- Source material
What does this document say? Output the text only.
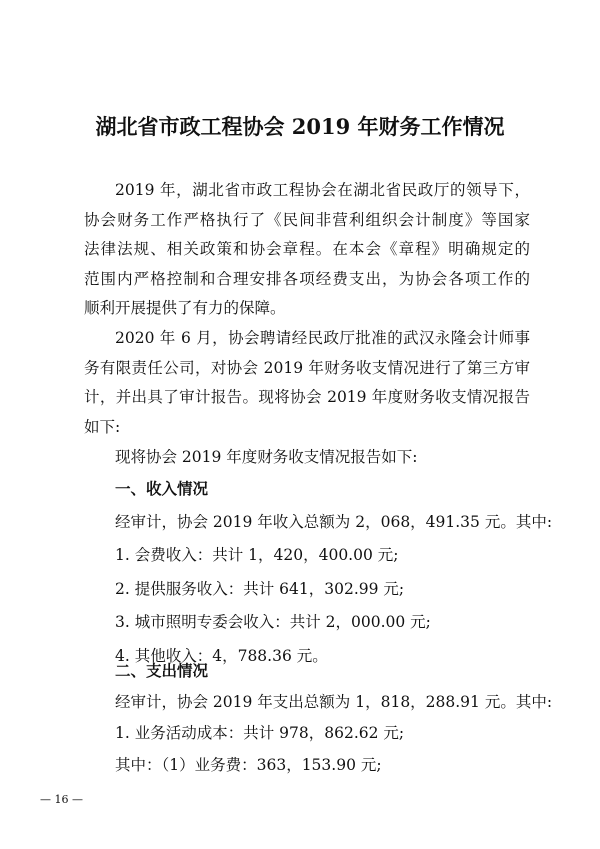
湖北省市政工程协会 2019 年财务工作情况
2019 年，湖北省市政工程协会在湖北省民政厅的领导下，
协会财务工作严格执行了《民间非营利组织会计制度》等国家
法律法规、相关政策和协会章程。在本会《章程》明确规定的
范围内严格控制和合理安排各项经费支出，为协会各项工作的
顺利开展提供了有力的保障。
2020 年 6 月，协会聘请经民政厅批准的武汉永隆会计师事
务有限责任公司，对协会 2019 年财务收支情况进行了第三方审
计，并出具了审计报告。现将协会 2019 年度财务收支情况报告
如下:
现将协会 2019 年度财务收支情况报告如下:
一、收入情况
经审计，协会 2019 年收入总额为 2，068，491.35 元。其中:
1. 会费收入：共计 1，420，400.00 元;
2. 提供服务收入：共计 641，302.99 元;
3. 城市照明专委会收入：共计 2，000.00 元;
4. 其他收入：4，788.36 元。
二、支出情况
经审计，协会 2019 年支出总额为 1，818，288.91 元。其中:
1. 业务活动成本：共计 978，862.62 元;
其中：（1）业务费：363，153.90 元;
— 16 —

- Set problem
Copy all the data exactly as written, but skip any picture.

- Response for this exercise
What does this document say? Output the text only.
湖北省市政工程协会 2019 年财务工作情况
2019 年，湖北省市政工程协会在湖北省民政厅的领导下，
协会财务工作严格执行了《民间非营利组织会计制度》等国家
法律法规、相关政策和协会章程。在本会《章程》明确规定的
范围内严格控制和合理安排各项经费支出，为协会各项工作的
顺利开展提供了有力的保障。
2020 年 6 月，协会聘请经民政厅批准的武汉永隆会计师事
务有限责任公司，对协会 2019 年财务收支情况进行了第三方审
计，并出具了审计报告。现将协会 2019 年度财务收支情况报告
如下:
现将协会 2019 年度财务收支情况报告如下:
一、收入情况
经审计，协会 2019 年收入总额为 2，068，491.35 元。其中:
1. 会费收入：共计 1，420，400.00 元;
2. 提供服务收入：共计 641，302.99 元;
3. 城市照明专委会收入：共计 2，000.00 元;
4. 其他收入：4，788.36 元。
二、支出情况
经审计，协会 2019 年支出总额为 1，818，288.91 元。其中:
1. 业务活动成本：共计 978，862.62 元;
其中：（1）业务费：363，153.90 元;
— 16 —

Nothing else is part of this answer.